As lunch time hit, I immediately got in my car and drove over to sign up at the new gym. When I arrived, I was greeted by a very pleasant elderly woman who insisted on giving me a tour of the gym. I agreed and as we walked through the gym everything seemed pretty normal – free weights, treadmills, elliptical machines, etc. She then instructed me to take a walk through their world-class men’s locker room, to see all of their wonderful accoutrements – saunas, steam rooms, Jacuzzis, etc.
I agreed but little did I know what was waiting for me on the other side of the locker room door – Rigs, and lots of them. I’ve never seen so much disco stick in one place in all my life. There must have been 60-70 in my immediate line of sight – and I was only two steps in the door.
You see, what my boss failed to mention, was that this gym marketed and tailored its services toward the “executive crowd,” which is absurdly euphemistic. This place was freaking Heaven’s waiting room. I was the youngest person in the joint by 25 years. Now, I didn’t have a problem with that, I just wished he would have given me a heads up that I was walking into a morgue.
You see, the main difference between old people and young people, is that old people don’t give a rip about being seen in their birthday suit, while young people do. Maybe it’s a generational thing, or maybe they just don’t care because they’ve got more yesterdays than tomorrows.
Walking into an old persons’ locker room, you’re bound to see some cryptic, old Jewish lawyer, with liver spots and a couple of hip replacement scars, standing stick-to-stick with his financial advisor, who is wearing nothing but a headband and wingtips, talking about shorting the mortgage-backed-securities market. These guys are completely naked, and it’s the most normal thing in the world. Their schmekels are virtually tip-to-tip, and the only thing separating their discolored genital veins, are a couple sheaths of translucent skin. It’s amazing.
That just doesn’t happen in a young persons’ gym. You’re likely to see more skin on the average woman walking the streets of Tehran, than you will in a men’s locker room at 24-Hour Fitness.

Excerpts from a dataset -
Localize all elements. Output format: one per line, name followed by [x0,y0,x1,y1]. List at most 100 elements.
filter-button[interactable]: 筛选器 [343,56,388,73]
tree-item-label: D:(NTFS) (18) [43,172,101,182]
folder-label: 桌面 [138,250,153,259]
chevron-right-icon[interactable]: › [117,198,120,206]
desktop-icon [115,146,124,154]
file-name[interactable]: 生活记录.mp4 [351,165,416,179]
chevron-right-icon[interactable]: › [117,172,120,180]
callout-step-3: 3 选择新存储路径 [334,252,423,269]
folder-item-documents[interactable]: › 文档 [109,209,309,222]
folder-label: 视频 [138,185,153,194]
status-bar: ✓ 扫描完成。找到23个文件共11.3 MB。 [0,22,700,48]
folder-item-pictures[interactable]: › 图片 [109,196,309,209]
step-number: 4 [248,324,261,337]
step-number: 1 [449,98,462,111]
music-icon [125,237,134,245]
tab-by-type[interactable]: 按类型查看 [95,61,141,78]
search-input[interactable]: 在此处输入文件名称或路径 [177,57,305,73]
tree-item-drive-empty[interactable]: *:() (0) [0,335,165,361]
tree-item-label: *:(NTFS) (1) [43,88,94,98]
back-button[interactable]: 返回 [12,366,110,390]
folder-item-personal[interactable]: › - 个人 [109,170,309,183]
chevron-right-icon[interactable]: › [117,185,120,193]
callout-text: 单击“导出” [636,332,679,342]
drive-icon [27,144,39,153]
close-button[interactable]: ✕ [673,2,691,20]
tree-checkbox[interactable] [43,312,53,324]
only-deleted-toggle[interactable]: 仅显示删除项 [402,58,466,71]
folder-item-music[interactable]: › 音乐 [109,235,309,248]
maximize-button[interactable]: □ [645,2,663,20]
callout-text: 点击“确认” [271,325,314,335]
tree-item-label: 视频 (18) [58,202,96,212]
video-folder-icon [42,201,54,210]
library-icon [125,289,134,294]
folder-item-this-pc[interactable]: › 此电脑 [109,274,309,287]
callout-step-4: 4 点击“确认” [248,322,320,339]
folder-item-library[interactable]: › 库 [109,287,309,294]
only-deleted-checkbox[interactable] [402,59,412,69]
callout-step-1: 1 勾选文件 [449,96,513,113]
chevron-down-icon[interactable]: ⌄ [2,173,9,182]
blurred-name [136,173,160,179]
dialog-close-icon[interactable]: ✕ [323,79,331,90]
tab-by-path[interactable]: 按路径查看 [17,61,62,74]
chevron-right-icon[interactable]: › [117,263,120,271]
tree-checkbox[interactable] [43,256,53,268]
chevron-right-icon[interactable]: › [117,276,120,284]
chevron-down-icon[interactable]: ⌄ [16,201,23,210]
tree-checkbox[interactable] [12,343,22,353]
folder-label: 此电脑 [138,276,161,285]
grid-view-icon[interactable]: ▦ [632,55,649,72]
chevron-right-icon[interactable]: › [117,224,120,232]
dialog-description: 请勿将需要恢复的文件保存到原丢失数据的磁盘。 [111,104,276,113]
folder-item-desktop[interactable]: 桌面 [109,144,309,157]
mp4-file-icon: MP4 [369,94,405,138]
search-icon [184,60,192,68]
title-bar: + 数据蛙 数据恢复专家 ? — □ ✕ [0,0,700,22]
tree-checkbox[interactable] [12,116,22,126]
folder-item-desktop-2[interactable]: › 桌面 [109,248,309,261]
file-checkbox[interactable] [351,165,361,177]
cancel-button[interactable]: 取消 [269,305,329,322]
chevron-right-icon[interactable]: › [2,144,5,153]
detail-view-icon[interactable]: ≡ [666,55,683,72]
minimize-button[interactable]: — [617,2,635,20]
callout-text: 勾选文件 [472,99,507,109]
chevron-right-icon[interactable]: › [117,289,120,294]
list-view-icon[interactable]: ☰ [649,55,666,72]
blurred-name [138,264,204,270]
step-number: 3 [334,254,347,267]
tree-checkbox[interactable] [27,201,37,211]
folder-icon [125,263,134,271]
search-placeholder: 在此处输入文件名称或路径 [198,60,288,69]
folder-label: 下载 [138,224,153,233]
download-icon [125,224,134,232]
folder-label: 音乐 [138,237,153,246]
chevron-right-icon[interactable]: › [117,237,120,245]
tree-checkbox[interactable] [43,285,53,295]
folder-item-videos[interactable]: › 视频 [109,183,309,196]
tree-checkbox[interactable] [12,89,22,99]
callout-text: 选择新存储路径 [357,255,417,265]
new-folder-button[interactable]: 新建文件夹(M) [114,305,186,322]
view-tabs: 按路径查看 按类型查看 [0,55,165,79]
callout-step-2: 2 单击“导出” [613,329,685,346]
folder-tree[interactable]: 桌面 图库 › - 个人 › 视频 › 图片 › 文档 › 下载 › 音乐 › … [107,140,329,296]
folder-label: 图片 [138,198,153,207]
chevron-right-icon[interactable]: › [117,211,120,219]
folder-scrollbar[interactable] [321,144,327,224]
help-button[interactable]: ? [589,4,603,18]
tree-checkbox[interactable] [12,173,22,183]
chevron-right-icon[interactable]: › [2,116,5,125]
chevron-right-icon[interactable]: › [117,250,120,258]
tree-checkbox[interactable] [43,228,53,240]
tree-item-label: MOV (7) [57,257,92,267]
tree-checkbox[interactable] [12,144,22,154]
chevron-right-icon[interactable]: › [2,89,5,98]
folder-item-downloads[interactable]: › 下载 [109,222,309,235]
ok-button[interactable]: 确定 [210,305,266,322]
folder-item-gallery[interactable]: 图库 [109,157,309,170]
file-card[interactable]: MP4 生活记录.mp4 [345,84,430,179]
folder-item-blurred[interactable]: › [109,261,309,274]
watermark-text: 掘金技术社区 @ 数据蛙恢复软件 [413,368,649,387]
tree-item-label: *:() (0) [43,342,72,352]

Problem -
List every piece of equipment and every amenity the passage about the gym names during the tour.

The completed task -
Free weights, treadmills, elliptical machines, saunas, steam rooms, Jacuzzis